Excerpts from a transcription dataset:
-- Opening Marker --

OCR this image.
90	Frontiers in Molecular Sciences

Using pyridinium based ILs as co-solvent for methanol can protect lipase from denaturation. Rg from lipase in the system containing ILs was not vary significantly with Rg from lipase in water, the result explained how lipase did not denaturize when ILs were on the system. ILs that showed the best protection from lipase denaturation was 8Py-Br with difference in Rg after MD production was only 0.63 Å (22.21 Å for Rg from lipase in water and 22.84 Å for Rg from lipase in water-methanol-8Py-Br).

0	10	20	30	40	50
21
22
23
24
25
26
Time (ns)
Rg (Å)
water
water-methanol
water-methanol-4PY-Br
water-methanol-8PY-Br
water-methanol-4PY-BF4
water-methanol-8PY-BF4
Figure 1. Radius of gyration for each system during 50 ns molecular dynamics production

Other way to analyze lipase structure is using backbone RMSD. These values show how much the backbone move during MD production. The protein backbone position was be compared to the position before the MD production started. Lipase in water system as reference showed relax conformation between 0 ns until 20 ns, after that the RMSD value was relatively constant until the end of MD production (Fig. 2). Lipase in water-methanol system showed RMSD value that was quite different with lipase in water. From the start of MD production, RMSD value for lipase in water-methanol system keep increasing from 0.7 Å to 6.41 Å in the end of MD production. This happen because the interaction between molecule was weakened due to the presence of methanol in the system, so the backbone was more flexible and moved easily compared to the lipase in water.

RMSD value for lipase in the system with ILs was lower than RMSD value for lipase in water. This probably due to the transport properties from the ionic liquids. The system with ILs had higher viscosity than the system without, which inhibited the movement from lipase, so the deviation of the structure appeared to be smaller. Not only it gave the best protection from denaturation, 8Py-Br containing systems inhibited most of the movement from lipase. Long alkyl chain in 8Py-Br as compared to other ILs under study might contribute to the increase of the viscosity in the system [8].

-- Closing Marker --

WHAT IS EXPECTED
Output each of the records exactly as it stands above.

EXERCISE OUTPUT
OCR this image.
90	Frontiers in Molecular Sciences

Using pyridinium based ILs as co-solvent for methanol can protect lipase from denaturation. Rg from lipase in the system containing ILs was not vary significantly with Rg from lipase in water, the result explained how lipase did not denaturize when ILs were on the system. ILs that showed the best protection from lipase denaturation was 8Py-Br with difference in Rg after MD production was only 0.63 Å (22.21 Å for Rg from lipase in water and 22.84 Å for Rg from lipase in water-methanol-8Py-Br).

0	10	20	30	40	50
21
22
23
24
25
26
Time (ns)
Rg (Å)
water
water-methanol
water-methanol-4PY-Br
water-methanol-8PY-Br
water-methanol-4PY-BF4
water-methanol-8PY-BF4
Figure 1. Radius of gyration for each system during 50 ns molecular dynamics production

Other way to analyze lipase structure is using backbone RMSD. These values show how much the backbone move during MD production. The protein backbone position was be compared to the position before the MD production started. Lipase in water system as reference showed relax conformation between 0 ns until 20 ns, after that the RMSD value was relatively constant until the end of MD production (Fig. 2). Lipase in water-methanol system showed RMSD value that was quite different with lipase in water. From the start of MD production, RMSD value for lipase in water-methanol system keep increasing from 0.7 Å to 6.41 Å in the end of MD production. This happen because the interaction between molecule was weakened due to the presence of methanol in the system, so the backbone was more flexible and moved easily compared to the lipase in water.

RMSD value for lipase in the system with ILs was lower than RMSD value for lipase in water. This probably due to the transport properties from the ionic liquids. The system with ILs had higher viscosity than the system without, which inhibited the movement from lipase, so the deviation of the structure appeared to be smaller. Not only it gave the best protection from denaturation, 8Py-Br containing systems inhibited most of the movement from lipase. Long alkyl chain in 8Py-Br as compared to other ILs under study might contribute to the increase of the viscosity in the system [8].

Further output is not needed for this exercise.